--- Anforderungen ---
Überführen Sie die folgenden Datensätze in eine JSON-Liste von Zeichenketten mit je einem Eintrag pro Zeile und ohne Leerzeilen. Beginnen Sie bei der Zeile mit „legend-label-chance: Chance xyxy=(563,119,600,130)“ und enden Sie nach der Zeile mit „legend-subscript: patch xyxy=(392,54,413,62)“.

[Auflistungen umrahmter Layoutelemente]
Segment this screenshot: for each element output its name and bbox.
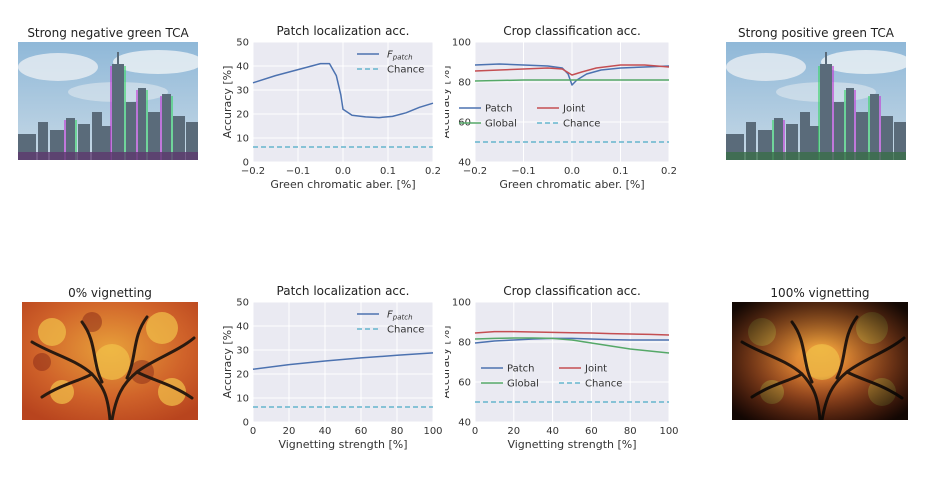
legend-label-chance: Chance xyxy=(563,119,600,130)
legend-label-joint: Joint xyxy=(562,104,585,115)
city-skyline-image xyxy=(726,42,906,160)
vig-zero-title: 0% vignetting xyxy=(68,286,152,300)
vig-patch-chart: 0 20 40 60 80 100 0 10 20 30 40 50 Patch localizatio… xyxy=(221,284,443,451)
x-tick-label: 0.0 xyxy=(335,166,351,177)
legend-main-text: F xyxy=(387,50,393,61)
chart-title: Crop classification acc. xyxy=(503,284,641,298)
x-axis-label: Vignetting strength [%] xyxy=(507,438,636,451)
y-tick-label: 10 xyxy=(236,394,249,405)
x-tick-label: 0.0 xyxy=(564,166,580,177)
series-line-global xyxy=(474,337,670,354)
legend-main-text: F xyxy=(387,310,393,321)
chart-title: Crop classification acc. xyxy=(503,24,641,38)
series-line-joint xyxy=(474,330,670,336)
legend-label-global: Global xyxy=(507,379,539,390)
x-tick-label: 0.2 xyxy=(425,166,441,177)
y-tick-label: 50 xyxy=(236,38,249,49)
vig-crop-chart: 0 20 40 60 80 100 40 60 80 100 Crop classification… xyxy=(445,284,679,451)
vig-zero-photo xyxy=(22,302,198,420)
x-axis-label: Vignetting strength [%] xyxy=(278,438,407,451)
x-tick-label: 40 xyxy=(319,426,332,437)
vig-full-title: 100% vignetting xyxy=(770,286,870,300)
y-tick-label: 20 xyxy=(236,370,249,381)
x-tick-label: 60 xyxy=(585,426,598,437)
x-tick-label: −0.1 xyxy=(286,166,310,177)
chart-title: Patch localization acc. xyxy=(277,284,410,298)
y-tick-label: 100 xyxy=(452,298,471,309)
y-tick-label: 40 xyxy=(236,322,249,333)
x-tick-label: −0.1 xyxy=(511,166,535,177)
legend-subscript: patch xyxy=(392,54,413,62)
y-tick-label: 40 xyxy=(236,62,249,73)
x-tick-label: 80 xyxy=(624,426,637,437)
x-tick-label: −0.2 xyxy=(463,166,487,177)
plot-area xyxy=(253,302,433,422)
x-tick-label: 20 xyxy=(283,426,296,437)
legend-label-patch: Fpatch xyxy=(387,310,413,322)
y-axis-label: Accuracy [%] xyxy=(221,326,234,399)
series-line-patch xyxy=(474,337,669,344)
legend-label-chance: Chance xyxy=(585,379,622,390)
city-skyline-image xyxy=(18,42,198,160)
y-tick-label: 0 xyxy=(243,158,249,169)
y-tick-label: 50 xyxy=(236,298,249,309)
y-axis-label: Accuracy [%] xyxy=(445,326,452,399)
series-line-global xyxy=(474,79,669,82)
x-tick-label: 60 xyxy=(355,426,368,437)
legend-label-global: Global xyxy=(485,119,517,130)
y-tick-label: 20 xyxy=(236,110,249,121)
series-line-patch xyxy=(252,352,434,370)
legend-label-patch: Patch xyxy=(507,364,534,375)
x-tick-label: 80 xyxy=(391,426,404,437)
y-tick-label: 100 xyxy=(452,38,471,49)
x-tick-label: 0 xyxy=(472,426,478,437)
autumn-tree-vignetted-image xyxy=(732,302,908,420)
tca-negative-photo xyxy=(18,42,198,160)
y-tick-label: 40 xyxy=(458,158,471,169)
plot-area xyxy=(475,302,669,422)
legend-subscript: patch xyxy=(392,314,413,322)
x-tick-label: 100 xyxy=(659,426,678,437)
chart-title: Patch localization acc. xyxy=(277,24,410,38)
series-line-patch xyxy=(474,63,670,86)
x-tick-label: −0.2 xyxy=(241,166,265,177)
tca-positive-photo xyxy=(726,42,906,160)
y-tick-label: 80 xyxy=(458,338,471,349)
tca-patch-chart: −0.2 −0.1 0.0 0.1 0.2 0 10 20 30 40 50 Patch locali… xyxy=(221,24,441,191)
x-tick-label: 40 xyxy=(546,426,559,437)
series-line-joint xyxy=(474,64,670,76)
legend-label-joint: Joint xyxy=(584,364,607,375)
x-tick-label: 100 xyxy=(423,426,442,437)
legend-label-chance: Chance xyxy=(387,325,424,336)
vig-full-photo xyxy=(732,302,908,420)
tca-positive-title: Strong positive green TCA xyxy=(738,26,894,40)
x-tick-label: 0.2 xyxy=(661,166,677,177)
y-axis-label: Accuracy [%] xyxy=(221,66,234,139)
autumn-tree-image xyxy=(22,302,198,420)
legend-label-patch: Fpatch xyxy=(387,50,413,62)
x-tick-label: 0.1 xyxy=(380,166,396,177)
legend-label-chance: Chance xyxy=(387,65,424,76)
tca-negative-title: Strong negative green TCA xyxy=(27,26,189,40)
y-tick-label: 80 xyxy=(458,78,471,89)
x-axis-label: Green chromatic aber. [%] xyxy=(499,178,644,191)
y-tick-label: 60 xyxy=(458,378,471,389)
x-axis-label: Green chromatic aber. [%] xyxy=(270,178,415,191)
x-tick-label: 0 xyxy=(250,426,256,437)
y-tick-label: 40 xyxy=(458,418,471,429)
y-axis-label: Accuracy [%] xyxy=(445,66,452,139)
y-tick-label: 30 xyxy=(236,346,249,357)
series-line-patch xyxy=(252,62,434,119)
y-tick-label: 30 xyxy=(236,86,249,97)
x-tick-label: 0.1 xyxy=(613,166,629,177)
legend-label-patch: Patch xyxy=(485,104,512,115)
y-tick-label: 0 xyxy=(243,418,249,429)
x-tick-label: 20 xyxy=(507,426,520,437)
y-tick-label: 10 xyxy=(236,134,249,145)
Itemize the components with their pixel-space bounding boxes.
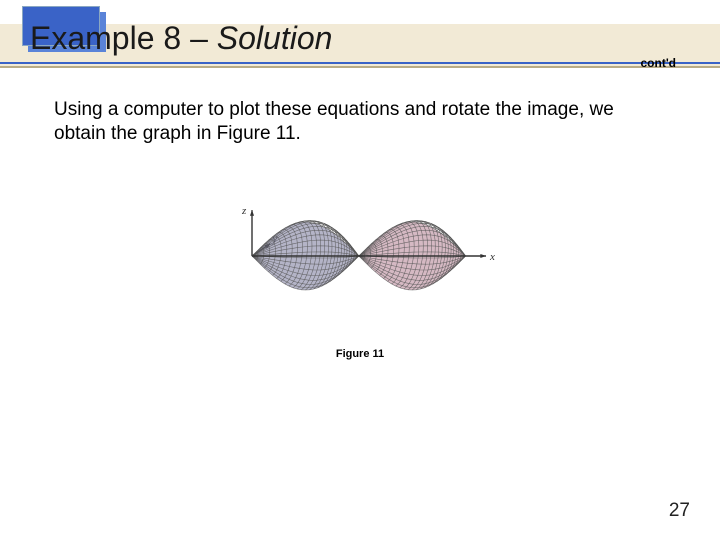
body-paragraph: Using a computer to plot these equations… bbox=[54, 98, 634, 146]
title-text-plain: Example 8 – bbox=[30, 20, 217, 56]
page-number: 27 bbox=[669, 500, 690, 522]
svg-text:z: z bbox=[241, 205, 247, 217]
slide-title: Example 8 – Solution bbox=[30, 20, 332, 57]
svg-text:x: x bbox=[489, 251, 495, 263]
figure-11-svg: zyx bbox=[210, 168, 510, 318]
figure-caption: Figure 11 bbox=[0, 348, 720, 360]
continued-marker: cont'd bbox=[640, 56, 676, 70]
figure-11: zyx bbox=[0, 168, 720, 318]
title-underline bbox=[0, 62, 720, 64]
title-underline-2 bbox=[0, 66, 720, 68]
title-text-italic: Solution bbox=[217, 20, 333, 56]
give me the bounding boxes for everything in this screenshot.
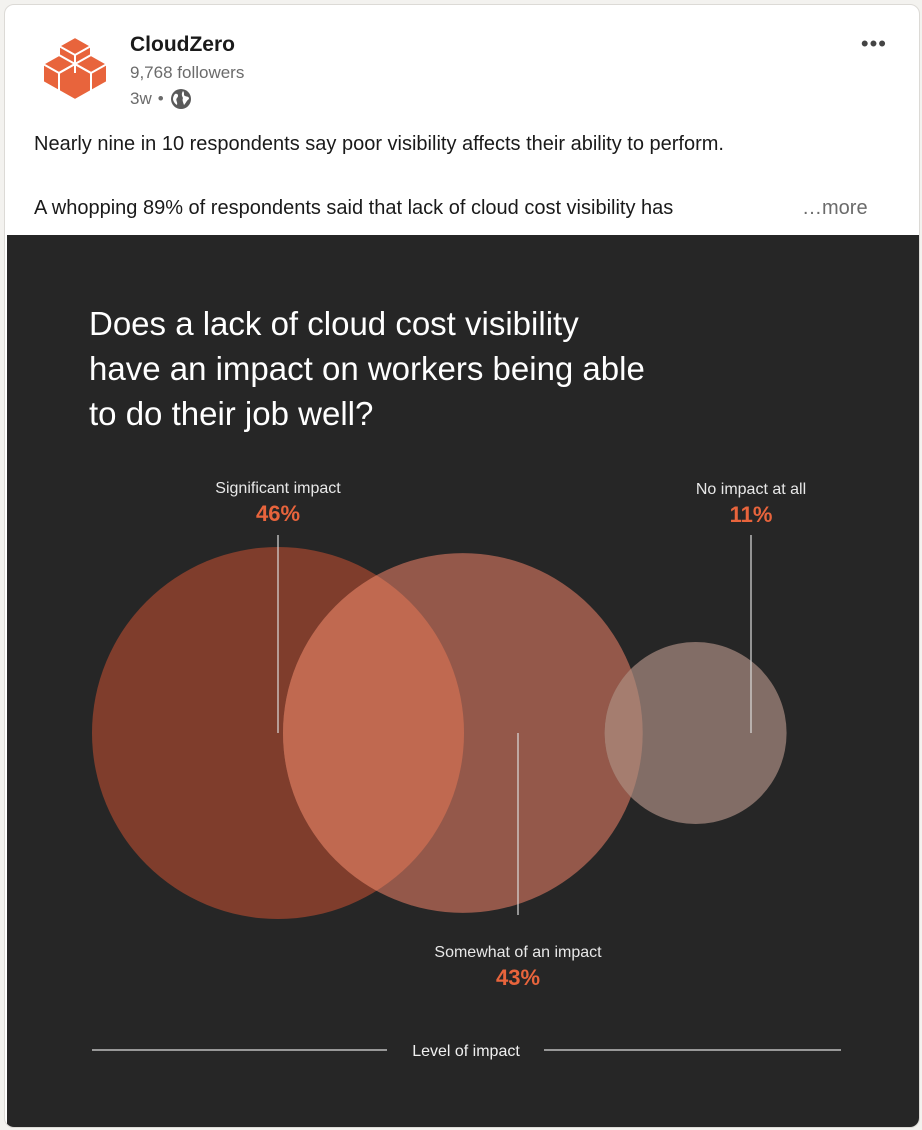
company-name[interactable]: CloudZero (130, 33, 235, 56)
axis-label: Level of impact (412, 1043, 520, 1060)
post-header: CloudZero 9,768 followers 3w • ••• (5, 5, 919, 125)
chart-axis: Level of impact (92, 1043, 841, 1060)
chart-title: Does a lack of cloud cost visibility have… (89, 305, 645, 432)
post-text-line-2: A whopping 89% of respondents said that … (34, 197, 674, 219)
post-text-line-1: Nearly nine in 10 respondents say poor v… (34, 133, 724, 155)
label-name-somewhat-impact: Somewhat of an impact (434, 944, 602, 961)
overlap-1-2 (283, 553, 464, 913)
label-value-significant-impact: 46% (256, 501, 300, 526)
label-name-no-impact: No impact at all (696, 481, 806, 498)
overlap-1-2-shape (283, 553, 464, 913)
chart-title-line-3: to do their job well? (89, 395, 373, 432)
post-card: CloudZero 9,768 followers 3w • ••• Nearl… (4, 4, 920, 1128)
see-more-link[interactable]: …more (802, 197, 868, 219)
label-value-somewhat-impact: 43% (496, 965, 540, 990)
chart-title-line-2: have an impact on workers being able (89, 350, 645, 387)
label-value-no-impact: 11% (730, 502, 773, 527)
globe-icon (170, 89, 191, 109)
chart-bubbles (92, 547, 787, 919)
meta-separator: • (157, 89, 164, 108)
post-meta: 3w • (130, 88, 192, 110)
post-image[interactable]: Does a lack of cloud cost visibility have… (7, 235, 919, 1127)
chart-labels: Significant impact 46% No impact at all 11%… (215, 480, 806, 990)
bubble-chart: Does a lack of cloud cost visibility have… (89, 305, 841, 1060)
bubble-no-impact (604, 642, 787, 824)
post-time: 3w (130, 89, 152, 108)
more-options-button[interactable]: ••• (860, 31, 887, 56)
cloudzero-logo-icon[interactable] (39, 31, 111, 103)
follower-count: 9,768 followers (130, 63, 245, 82)
chart-title-line-1: Does a lack of cloud cost visibility (89, 305, 579, 342)
label-name-significant-impact: Significant impact (215, 480, 341, 497)
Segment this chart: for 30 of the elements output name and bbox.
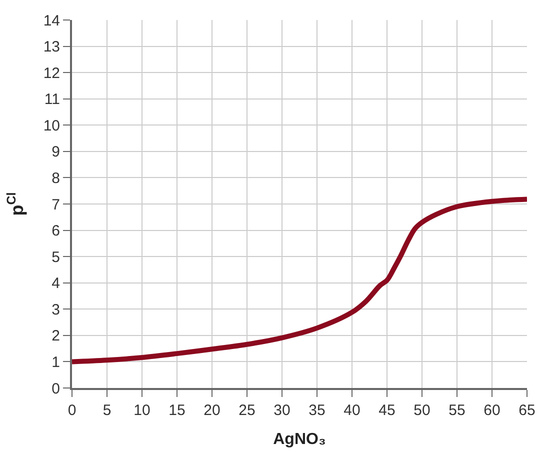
- x-axis-title: AgNO₃: [273, 431, 326, 448]
- y-tick-label: 8: [52, 170, 60, 187]
- y-tick-label: 5: [52, 248, 60, 266]
- x-tick-label: 20: [204, 402, 220, 419]
- x-tick-label: 5: [102, 402, 112, 419]
- y-tick-label: 6: [52, 222, 60, 240]
- y-tick-label: 1: [52, 354, 60, 371]
- y-tick-label: 9: [52, 144, 60, 161]
- y-tick-label: 4: [52, 275, 60, 292]
- y-tick-label: 12: [43, 64, 60, 82]
- y-tick-label: 7: [52, 196, 60, 214]
- x-tick-label: 25: [238, 402, 256, 419]
- x-tick-label: 50: [414, 402, 430, 419]
- x-tick-label: 45: [378, 402, 396, 419]
- y-tick-label: 0: [52, 380, 60, 398]
- x-tick-label: 30: [274, 402, 290, 419]
- x-tick-label: 35: [308, 402, 326, 419]
- y-tick-label: 14: [43, 12, 60, 30]
- x-tick-label: 65: [518, 402, 536, 419]
- x-tick-label: 10: [134, 402, 150, 419]
- y-tick-label: 13: [43, 38, 60, 56]
- x-tick-label: 15: [168, 402, 186, 419]
- x-tick-label: 40: [344, 402, 360, 419]
- y-tick-label: 11: [44, 91, 60, 108]
- y-tick-label: 2: [52, 328, 60, 345]
- x-tick-label: 60: [484, 402, 500, 419]
- x-tick-label: 0: [68, 402, 76, 419]
- y-tick-label: 10: [43, 117, 60, 134]
- x-tick-label: 55: [448, 402, 466, 419]
- y-tick-label: 3: [52, 301, 60, 318]
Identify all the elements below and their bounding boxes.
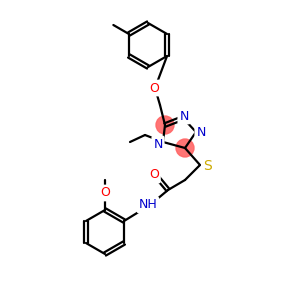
Text: O: O bbox=[100, 187, 110, 200]
Text: N: N bbox=[153, 137, 163, 151]
Circle shape bbox=[156, 116, 174, 134]
Text: NH: NH bbox=[139, 199, 158, 212]
Text: S: S bbox=[203, 159, 212, 173]
Text: N: N bbox=[179, 110, 189, 122]
Text: O: O bbox=[149, 82, 159, 94]
Text: N: N bbox=[196, 125, 206, 139]
Text: O: O bbox=[149, 169, 159, 182]
Circle shape bbox=[176, 139, 194, 157]
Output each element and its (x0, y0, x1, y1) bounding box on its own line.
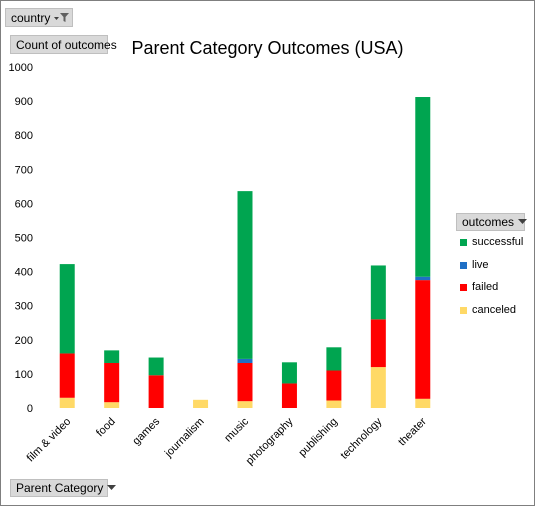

--- Vollständige Antwort ---
[
  "legend-label-chance: Chance xyxy=(563,119,600,130)",
  "legend-label-joint: Joint xyxy=(562,104,585,115)",
  "city-skyline-image xyxy=(726,42,906,160)",
  "vig-zero-title: 0% vignetting xyxy=(68,286,152,300)",
  "vig-patch-chart: 0 20 40 60 80 100 0 10 20 30 40 50 Patch localizatio… xyxy=(221,284,443,451)",
  "x-tick-label: 0.0 xyxy=(335,166,351,177)",
  "legend-main-text: F xyxy=(387,50,393,61)",
  "chart-title: Crop classification acc. xyxy=(503,284,641,298)",
  "x-axis-label: Vignetting strength [%] xyxy=(507,438,636,451)",
  "y-tick-label: 10 xyxy=(236,394,249,405)",
  "x-tick-label: 0.0 xyxy=(564,166,580,177)",
  "series-line-global xyxy=(474,337,670,354)",
  "legend-main-text: F xyxy=(387,310,393,321)",
  "chart-title: Crop classification acc. xyxy=(503,24,641,38)",
  "series-line-joint xyxy=(474,330,670,336)",
  "legend-label-global: Global xyxy=(507,379,539,390)",
  "x-tick-label: 0.2 xyxy=(425,166,441,177)",
  "y-tick-label: 50 xyxy=(236,38,249,49)",
  "vig-crop-chart: 0 20 40 60 80 100 40 60 80 100 Crop classification… xyxy=(445,284,679,451)",
  "vig-zero-photo xyxy=(22,302,198,420)",
  "x-axis-label: Vignetting strength [%] xyxy=(278,438,407,451)",
  "x-tick-label: 40 xyxy=(319,426,332,437)",
  "vig-full-title: 100% vignetting xyxy=(770,286,870,300)",
  "y-tick-label: 20 xyxy=(236,370,249,381)",
  "x-tick-label: 60 xyxy=(585,426,598,437)",
  "x-tick-label: −0.1 xyxy=(286,166,310,177)",
  "chart-title: Patch localization acc. xyxy=(277,284,410,298)",
  "y-tick-label: 100 xyxy=(452,298,471,309)",
  "y-tick-label: 40 xyxy=(236,322,249,333)",
  "x-tick-label: −0.1 xyxy=(511,166,535,177)",
  "legend-subscript: patch xyxy=(392,54,413,62)"
]